§ **Objective**
Only a number is expected: how many lines in the data below contain the word "value".

━━━

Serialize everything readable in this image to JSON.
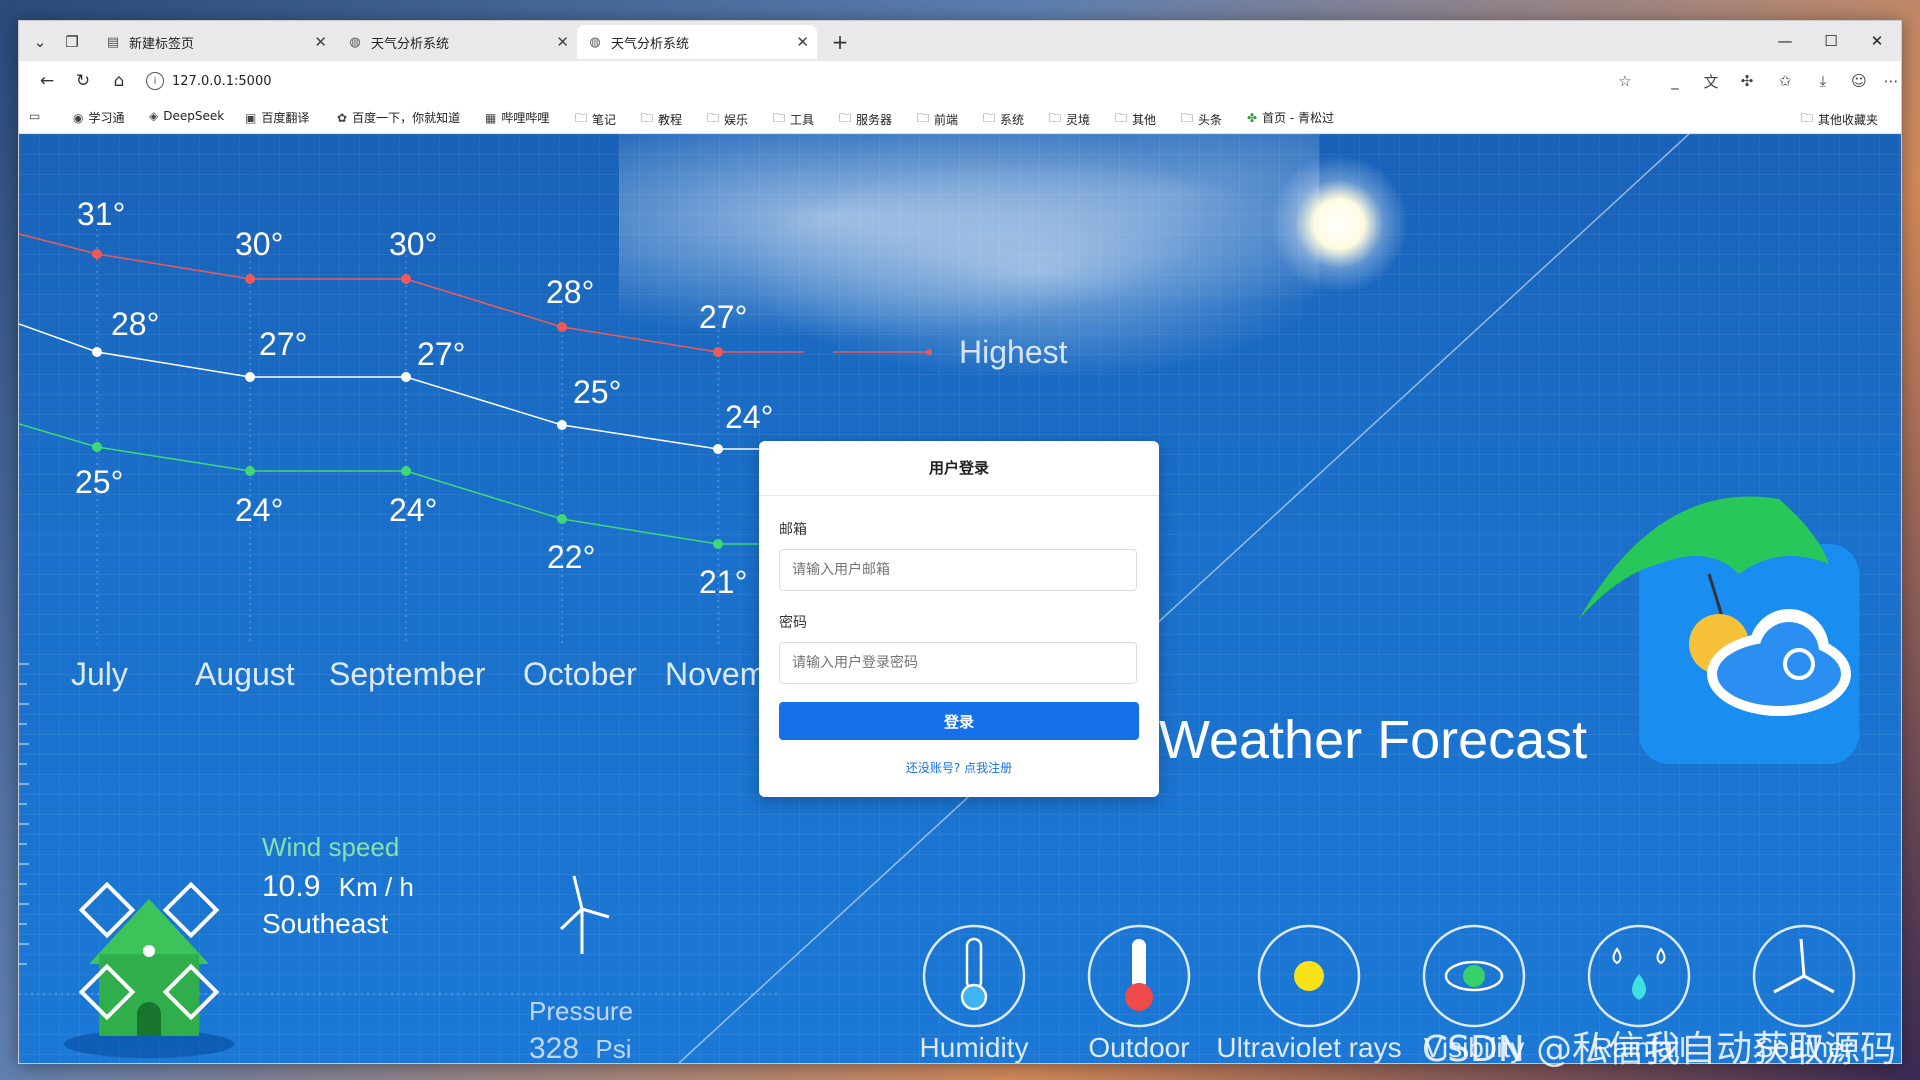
{
  "browser": {
    "tabs": [
      {
        "label": "新建标签页",
        "icon": "new-tab-icon",
        "active": false
      },
      {
        "label": "天气分析系统",
        "icon": "globe-icon",
        "active": false
      },
      {
        "label": "天气分析系统",
        "icon": "globe-icon",
        "active": true
      }
    ],
    "url": "127.0.0.1:5000"
  },
  "bookmarks": {
    "items": [
      {
        "label": "学习通"
      },
      {
        "label": "DeepSeek"
      },
      {
        "label": "百度翻译"
      },
      {
        "label": "百度一下，你就知道"
      },
      {
        "label": "哔哩哔哩"
      },
      {
        "label": "笔记"
      },
      {
        "label": "教程"
      },
      {
        "label": "娱乐"
      },
      {
        "label": "工具"
      },
      {
        "label": "服务器"
      },
      {
        "label": "前端"
      },
      {
        "label": "系统"
      },
      {
        "label": "灵境"
      },
      {
        "label": "其他"
      },
      {
        "label": "头条"
      },
      {
        "label": "首页 - 青松过"
      }
    ],
    "other": "其他收藏夹"
  },
  "weather": {
    "months": [
      "July",
      "August",
      "September",
      "October",
      "Novem"
    ],
    "highest_label": "Highest",
    "high_temps": [
      "31°",
      "30°",
      "30°",
      "28°",
      "27°"
    ],
    "mid_temps": [
      "28°",
      "27°",
      "27°",
      "25°",
      "24°"
    ],
    "low_temps": [
      "25°",
      "24°",
      "24°",
      "22°",
      "21°"
    ],
    "title": "Weather Forecast",
    "wind": {
      "label": "Wind speed",
      "value": "10.9",
      "unit": "Km / h",
      "direction": "Southeast"
    },
    "pressure": {
      "label": "Pressure",
      "value": "328",
      "unit": "Psi"
    },
    "indicators": [
      "Humidity",
      "Outdoor",
      "Ultraviolet rays",
      "Visibility",
      "Rainfall",
      "Souther"
    ],
    "colors": {
      "high": "#ee5a5a",
      "mid": "#ffffff",
      "low": "#3fd877"
    }
  },
  "login": {
    "title": "用户登录",
    "email_label": "邮箱",
    "email_placeholder": "请输入用户邮箱",
    "password_label": "密码",
    "password_placeholder": "请输入用户登录密码",
    "button": "登录",
    "register_link": "还没账号? 点我注册"
  },
  "watermark": "CSDN @私信我自动获取源码"
}
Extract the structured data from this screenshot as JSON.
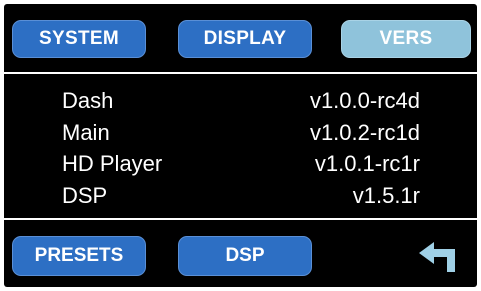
{
  "tabs": [
    {
      "label": "SYSTEM",
      "active": false
    },
    {
      "label": "DISPLAY",
      "active": false
    },
    {
      "label": "VERS",
      "active": true
    }
  ],
  "versions": [
    {
      "name": "Dash",
      "value": "v1.0.0-rc4d"
    },
    {
      "name": "Main",
      "value": "v1.0.2-rc1d"
    },
    {
      "name": "HD Player",
      "value": "v1.0.1-rc1r"
    },
    {
      "name": "DSP",
      "value": "v1.5.1r"
    }
  ],
  "bottom_bar": {
    "presets_label": "PRESETS",
    "dsp_label": "DSP",
    "back_icon": "return-arrow-icon"
  },
  "colors": {
    "background": "#000000",
    "button_blue": "#2d6fc4",
    "active_tab": "#8fc3db",
    "text": "#ffffff",
    "back_arrow": "#9fd0e6"
  }
}
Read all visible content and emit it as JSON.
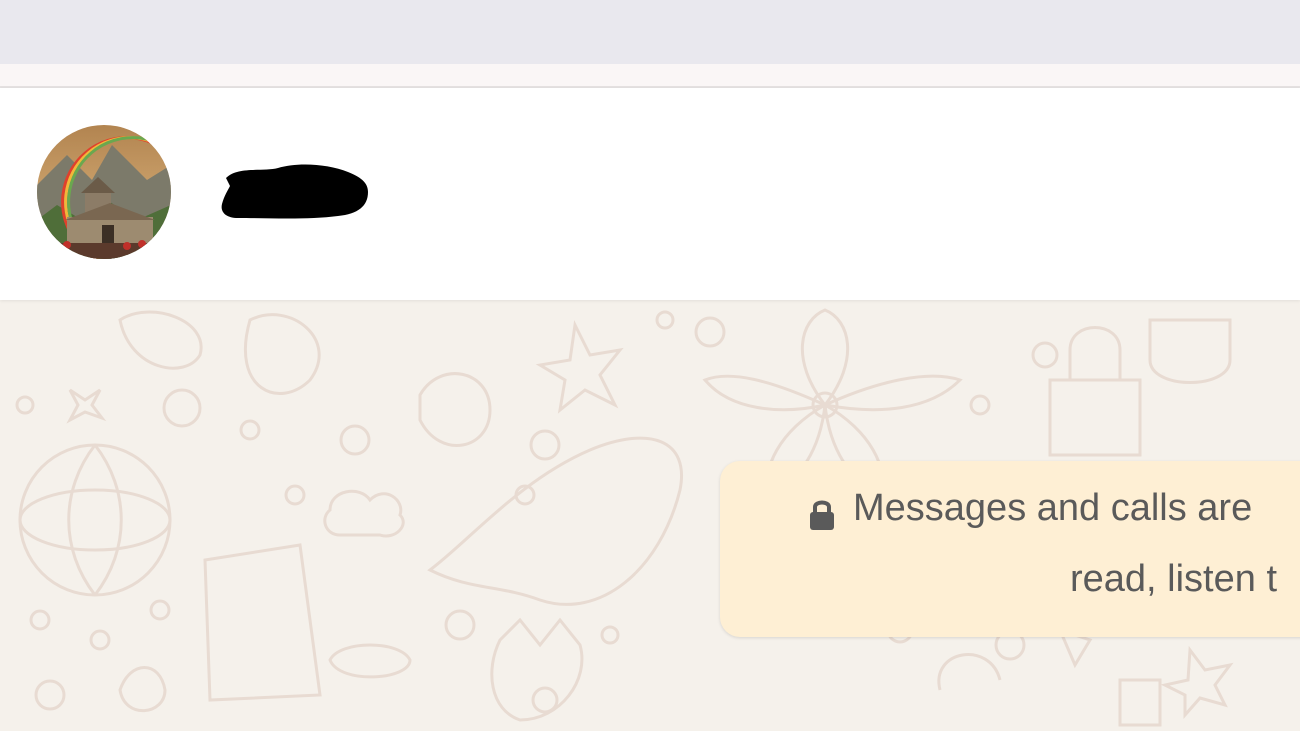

━━━

§ **Result for this exercise**
6